— Written request 1 —
Quote word for word the part of the passage on climate change disinformation starting with "The climate change disinformation movement can" and going on through "Dunlap, 2010: 111)".

— Extracted text —
Yet the emergence of global warming as an issue in the 1980s with its potential for large-scale social change needed to ameliorate its threat was seen as more threatening to conservatives in regard to industry, prosperity, life-style, and the entire American-way of life, than were traditional pollution problems. (McCright and Dunlap, 2000: 503) In other words, climate change directly threatened the central values of the US conservative movement even more than other environmental problems. (McCright and Dunlap, 2000: 505) As a result climate change has become the key environmental focus of the US conservative movement. In subsequent years the disinformation campaign would be taken up in other countries including the United Kingdom and Australia.

The climate change disinformation movement can be understood to be comprised of many organizations and participants including conservative think tanks, front groups, Astroturf groups, conservative media, and individuals. This disinformation campaign, as we shall see, frequently uses the tactics discussed in this series to convince people and politicians that the science supporting climate change policies is flawed. The central claims of the climate change disinformation movement have been:

• There is no warming.
• Its not caused by humans.
• Reducing greenhouse gas emissions will cause more harm than good.
(McCright and Dunlap, 2010: 111)

To support these basic counter-claims, as we shall see, the climate denial machine frequently has made claims that mainstream climate scientists are corrupt or liars, descriptions of adverse climate change impacts are made by “alarmists,” scientific journals that publish climate related research are biased against skeptics, and mainstream climate science is “junk” science. As we shall also see, the climate change disinformation machine also has made frequent ad hominem attacks on those who produce climate change science and sometimes has cyber-bullied both climate scientists and journalists.

The climate change disinformation campaign began in the 1980s when some of the same scientists and organizations that fought government regulation of tobacco began to apply the tactics perfected in their war on the regulation of tobacco to climate change. (Oreskes and Conway, 2010:169-215). According to Pooley the disinformation campaign began “spinning around 1988 in response to the increasingly outspoken scientific community…” (Pooley, 2010: 39) For almost 25 years this campaign has been waged to undermine support for regulation of greenhouse gases.

— Written request 2 —
In the first listing, rewrite only the lines starting with the line with "What elements are" and going on through the line with "detail-label: Event type (72, 388, 108, 397)", putting "Check at" in place of "Verify at" and keeping everything else the same.

— Data for the task —

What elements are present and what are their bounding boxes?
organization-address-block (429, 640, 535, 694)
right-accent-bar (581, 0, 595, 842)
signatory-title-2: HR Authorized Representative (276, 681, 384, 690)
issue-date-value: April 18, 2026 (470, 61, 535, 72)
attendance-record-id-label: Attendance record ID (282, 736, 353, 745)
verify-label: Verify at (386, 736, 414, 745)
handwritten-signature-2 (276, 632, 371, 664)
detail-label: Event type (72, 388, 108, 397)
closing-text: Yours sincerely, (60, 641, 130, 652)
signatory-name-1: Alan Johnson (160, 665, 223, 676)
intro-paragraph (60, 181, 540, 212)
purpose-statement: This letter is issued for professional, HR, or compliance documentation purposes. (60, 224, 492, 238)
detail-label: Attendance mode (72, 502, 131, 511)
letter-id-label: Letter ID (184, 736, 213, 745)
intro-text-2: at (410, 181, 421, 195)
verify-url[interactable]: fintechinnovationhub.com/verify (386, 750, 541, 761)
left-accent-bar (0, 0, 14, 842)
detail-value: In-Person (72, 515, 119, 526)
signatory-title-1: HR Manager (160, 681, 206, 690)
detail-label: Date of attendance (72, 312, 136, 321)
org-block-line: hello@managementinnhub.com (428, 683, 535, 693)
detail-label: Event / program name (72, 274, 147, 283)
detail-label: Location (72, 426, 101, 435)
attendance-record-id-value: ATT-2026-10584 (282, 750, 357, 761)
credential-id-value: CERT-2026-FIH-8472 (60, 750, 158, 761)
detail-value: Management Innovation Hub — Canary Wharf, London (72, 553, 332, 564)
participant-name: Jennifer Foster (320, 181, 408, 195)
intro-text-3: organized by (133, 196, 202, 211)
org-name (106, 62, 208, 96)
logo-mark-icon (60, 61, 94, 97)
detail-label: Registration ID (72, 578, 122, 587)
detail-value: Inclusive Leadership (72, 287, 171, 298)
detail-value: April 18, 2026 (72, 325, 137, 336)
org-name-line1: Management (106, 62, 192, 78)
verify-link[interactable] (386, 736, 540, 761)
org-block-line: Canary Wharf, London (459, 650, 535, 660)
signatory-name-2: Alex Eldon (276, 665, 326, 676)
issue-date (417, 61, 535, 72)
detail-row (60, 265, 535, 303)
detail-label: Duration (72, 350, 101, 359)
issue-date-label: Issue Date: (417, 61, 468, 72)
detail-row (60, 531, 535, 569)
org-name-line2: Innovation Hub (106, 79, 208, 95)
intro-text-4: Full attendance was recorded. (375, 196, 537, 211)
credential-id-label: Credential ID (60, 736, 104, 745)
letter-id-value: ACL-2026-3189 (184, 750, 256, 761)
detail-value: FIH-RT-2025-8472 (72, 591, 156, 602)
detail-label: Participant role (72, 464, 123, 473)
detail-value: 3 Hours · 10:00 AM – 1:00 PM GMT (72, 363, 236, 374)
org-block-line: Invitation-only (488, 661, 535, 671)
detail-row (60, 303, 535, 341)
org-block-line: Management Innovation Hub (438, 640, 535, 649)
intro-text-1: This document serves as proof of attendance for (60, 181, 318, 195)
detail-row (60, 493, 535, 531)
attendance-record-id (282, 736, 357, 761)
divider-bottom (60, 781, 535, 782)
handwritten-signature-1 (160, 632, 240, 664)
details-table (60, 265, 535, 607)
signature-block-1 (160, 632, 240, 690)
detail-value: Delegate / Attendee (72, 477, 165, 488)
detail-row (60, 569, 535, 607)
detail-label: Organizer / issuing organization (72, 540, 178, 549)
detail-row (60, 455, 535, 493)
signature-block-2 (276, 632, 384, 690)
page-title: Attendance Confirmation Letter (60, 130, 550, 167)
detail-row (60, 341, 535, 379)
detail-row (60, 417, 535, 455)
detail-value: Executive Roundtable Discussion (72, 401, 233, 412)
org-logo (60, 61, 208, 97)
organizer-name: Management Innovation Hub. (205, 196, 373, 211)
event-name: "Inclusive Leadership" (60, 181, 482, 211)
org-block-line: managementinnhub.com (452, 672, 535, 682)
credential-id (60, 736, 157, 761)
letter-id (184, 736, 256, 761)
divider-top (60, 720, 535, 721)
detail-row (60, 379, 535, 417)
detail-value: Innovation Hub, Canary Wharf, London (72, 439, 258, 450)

...

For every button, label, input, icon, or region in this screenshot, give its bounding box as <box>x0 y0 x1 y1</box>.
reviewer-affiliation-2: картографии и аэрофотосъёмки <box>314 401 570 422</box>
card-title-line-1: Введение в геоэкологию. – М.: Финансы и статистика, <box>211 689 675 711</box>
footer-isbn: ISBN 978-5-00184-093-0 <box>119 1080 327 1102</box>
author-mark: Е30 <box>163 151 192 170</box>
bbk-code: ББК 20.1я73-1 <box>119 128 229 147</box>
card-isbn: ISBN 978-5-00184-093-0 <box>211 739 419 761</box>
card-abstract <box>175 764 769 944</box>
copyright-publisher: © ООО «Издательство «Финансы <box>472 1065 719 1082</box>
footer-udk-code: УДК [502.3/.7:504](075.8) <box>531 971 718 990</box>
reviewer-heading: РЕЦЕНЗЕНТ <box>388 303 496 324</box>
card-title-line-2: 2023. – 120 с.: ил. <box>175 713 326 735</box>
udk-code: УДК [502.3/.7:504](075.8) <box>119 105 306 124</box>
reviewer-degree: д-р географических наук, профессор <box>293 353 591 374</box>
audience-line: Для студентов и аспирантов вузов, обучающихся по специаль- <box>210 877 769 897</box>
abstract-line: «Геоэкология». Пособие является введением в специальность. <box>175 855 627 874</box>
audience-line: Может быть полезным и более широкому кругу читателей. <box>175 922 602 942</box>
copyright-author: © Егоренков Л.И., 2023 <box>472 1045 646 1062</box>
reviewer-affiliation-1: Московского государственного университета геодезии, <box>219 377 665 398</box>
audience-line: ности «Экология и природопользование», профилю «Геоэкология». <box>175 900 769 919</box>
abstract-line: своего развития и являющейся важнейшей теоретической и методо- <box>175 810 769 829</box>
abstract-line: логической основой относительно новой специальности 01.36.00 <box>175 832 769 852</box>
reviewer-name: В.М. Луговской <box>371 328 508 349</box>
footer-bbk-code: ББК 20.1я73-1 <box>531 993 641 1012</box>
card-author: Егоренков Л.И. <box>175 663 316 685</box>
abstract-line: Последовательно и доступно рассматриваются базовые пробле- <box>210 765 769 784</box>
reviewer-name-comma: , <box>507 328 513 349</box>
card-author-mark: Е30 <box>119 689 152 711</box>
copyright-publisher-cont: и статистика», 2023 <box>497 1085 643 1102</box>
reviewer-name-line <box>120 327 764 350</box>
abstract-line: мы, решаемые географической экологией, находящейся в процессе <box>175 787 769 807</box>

---

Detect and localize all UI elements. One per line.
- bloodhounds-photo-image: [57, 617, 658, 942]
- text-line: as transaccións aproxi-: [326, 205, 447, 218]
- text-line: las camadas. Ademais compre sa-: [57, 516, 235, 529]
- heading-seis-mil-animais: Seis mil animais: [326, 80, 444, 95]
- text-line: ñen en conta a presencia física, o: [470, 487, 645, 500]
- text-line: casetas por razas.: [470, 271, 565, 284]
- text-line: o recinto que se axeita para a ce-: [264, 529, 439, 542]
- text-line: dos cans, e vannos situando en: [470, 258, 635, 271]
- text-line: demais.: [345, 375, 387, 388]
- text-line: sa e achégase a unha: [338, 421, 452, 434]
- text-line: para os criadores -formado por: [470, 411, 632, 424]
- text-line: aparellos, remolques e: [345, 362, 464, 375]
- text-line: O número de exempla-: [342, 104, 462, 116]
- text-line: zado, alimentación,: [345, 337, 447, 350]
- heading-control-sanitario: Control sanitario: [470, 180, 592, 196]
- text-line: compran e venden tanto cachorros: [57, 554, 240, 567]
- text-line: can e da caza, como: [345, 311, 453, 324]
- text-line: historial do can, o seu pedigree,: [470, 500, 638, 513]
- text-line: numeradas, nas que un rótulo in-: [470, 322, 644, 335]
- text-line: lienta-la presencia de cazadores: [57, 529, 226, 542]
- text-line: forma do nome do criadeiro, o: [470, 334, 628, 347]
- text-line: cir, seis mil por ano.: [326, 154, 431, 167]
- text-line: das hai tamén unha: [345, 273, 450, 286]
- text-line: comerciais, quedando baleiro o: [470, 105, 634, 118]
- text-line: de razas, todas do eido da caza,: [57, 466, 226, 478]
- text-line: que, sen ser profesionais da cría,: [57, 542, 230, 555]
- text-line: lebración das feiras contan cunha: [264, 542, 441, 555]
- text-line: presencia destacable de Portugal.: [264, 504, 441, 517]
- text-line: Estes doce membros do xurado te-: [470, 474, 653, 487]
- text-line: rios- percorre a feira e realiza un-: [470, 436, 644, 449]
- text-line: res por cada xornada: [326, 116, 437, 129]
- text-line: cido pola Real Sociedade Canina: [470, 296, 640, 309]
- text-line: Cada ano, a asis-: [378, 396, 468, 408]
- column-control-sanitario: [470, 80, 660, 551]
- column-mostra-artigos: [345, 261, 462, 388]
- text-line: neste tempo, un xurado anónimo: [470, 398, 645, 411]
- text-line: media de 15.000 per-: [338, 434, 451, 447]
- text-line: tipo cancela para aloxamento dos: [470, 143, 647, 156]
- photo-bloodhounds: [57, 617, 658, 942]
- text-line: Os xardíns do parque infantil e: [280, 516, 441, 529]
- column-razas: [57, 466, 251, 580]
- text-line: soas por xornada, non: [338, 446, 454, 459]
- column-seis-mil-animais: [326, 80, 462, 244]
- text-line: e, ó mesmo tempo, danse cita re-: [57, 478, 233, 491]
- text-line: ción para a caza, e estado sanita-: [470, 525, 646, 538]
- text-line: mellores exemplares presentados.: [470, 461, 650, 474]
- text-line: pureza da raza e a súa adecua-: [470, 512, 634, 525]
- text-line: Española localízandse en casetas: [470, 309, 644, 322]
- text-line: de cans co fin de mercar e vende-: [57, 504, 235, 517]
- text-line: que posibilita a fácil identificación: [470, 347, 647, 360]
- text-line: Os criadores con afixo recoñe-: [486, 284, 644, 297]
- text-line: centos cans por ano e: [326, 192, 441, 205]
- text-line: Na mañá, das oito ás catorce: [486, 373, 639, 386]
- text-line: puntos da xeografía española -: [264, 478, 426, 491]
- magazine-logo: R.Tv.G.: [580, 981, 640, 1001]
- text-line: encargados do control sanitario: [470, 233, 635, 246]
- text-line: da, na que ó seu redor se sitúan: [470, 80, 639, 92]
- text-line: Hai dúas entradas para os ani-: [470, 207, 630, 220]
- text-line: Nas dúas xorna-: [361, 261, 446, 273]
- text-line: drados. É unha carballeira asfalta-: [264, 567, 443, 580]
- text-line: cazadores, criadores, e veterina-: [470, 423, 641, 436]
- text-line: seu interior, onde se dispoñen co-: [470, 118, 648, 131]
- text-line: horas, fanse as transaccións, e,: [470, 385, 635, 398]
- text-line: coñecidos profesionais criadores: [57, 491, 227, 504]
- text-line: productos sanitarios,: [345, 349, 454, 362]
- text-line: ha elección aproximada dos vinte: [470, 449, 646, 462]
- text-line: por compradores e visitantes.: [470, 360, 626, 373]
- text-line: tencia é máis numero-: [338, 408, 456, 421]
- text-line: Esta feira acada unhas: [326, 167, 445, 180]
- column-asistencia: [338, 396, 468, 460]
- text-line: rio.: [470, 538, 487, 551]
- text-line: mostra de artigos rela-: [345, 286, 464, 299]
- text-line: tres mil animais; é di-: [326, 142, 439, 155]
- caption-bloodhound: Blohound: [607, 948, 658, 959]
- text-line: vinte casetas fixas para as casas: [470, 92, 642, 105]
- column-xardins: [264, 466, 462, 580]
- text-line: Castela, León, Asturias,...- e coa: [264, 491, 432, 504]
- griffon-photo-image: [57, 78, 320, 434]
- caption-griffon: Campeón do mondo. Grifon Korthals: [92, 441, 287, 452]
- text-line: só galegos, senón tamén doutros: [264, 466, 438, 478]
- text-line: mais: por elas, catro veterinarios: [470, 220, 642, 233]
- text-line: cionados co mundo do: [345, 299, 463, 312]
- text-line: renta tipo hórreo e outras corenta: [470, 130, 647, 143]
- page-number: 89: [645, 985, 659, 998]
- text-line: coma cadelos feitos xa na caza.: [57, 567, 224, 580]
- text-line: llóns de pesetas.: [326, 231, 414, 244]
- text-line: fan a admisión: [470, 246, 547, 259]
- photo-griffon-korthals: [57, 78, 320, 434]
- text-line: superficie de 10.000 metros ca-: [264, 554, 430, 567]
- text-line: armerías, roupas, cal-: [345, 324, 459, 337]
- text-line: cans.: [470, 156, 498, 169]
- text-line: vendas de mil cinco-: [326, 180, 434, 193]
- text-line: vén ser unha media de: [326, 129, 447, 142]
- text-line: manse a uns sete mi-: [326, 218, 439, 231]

— Problem solution 1 —
The climate change disinformation movement can be understood to be comprised of many organizations and participants including conservative think tanks, front groups, Astroturf groups, conservative media, and individuals. This disinformation campaign, as we shall see, frequently uses the tactics discussed in this series to convince people and politicians that the science supporting climate change policies is flawed. The central claims of the climate change disinformation movement have been:

• There is no warming.
• Its not caused by humans.
• Reducing greenhouse gas emissions will cause more harm than good.
(McCright and Dunlap, 2010: 111)

— Problem solution 2 —
What elements are present and what are their bounding boxes?
organization-address-block (429, 640, 535, 694)
right-accent-bar (581, 0, 595, 842)
signatory-title-2: HR Authorized Representative (276, 681, 384, 690)
issue-date-value: April 18, 2026 (470, 61, 535, 72)
attendance-record-id-label: Attendance record ID (282, 736, 353, 745)
verify-label: Check at (386, 736, 414, 745)
handwritten-signature-2 (276, 632, 371, 664)
detail-label: Event type (72, 388, 108, 397)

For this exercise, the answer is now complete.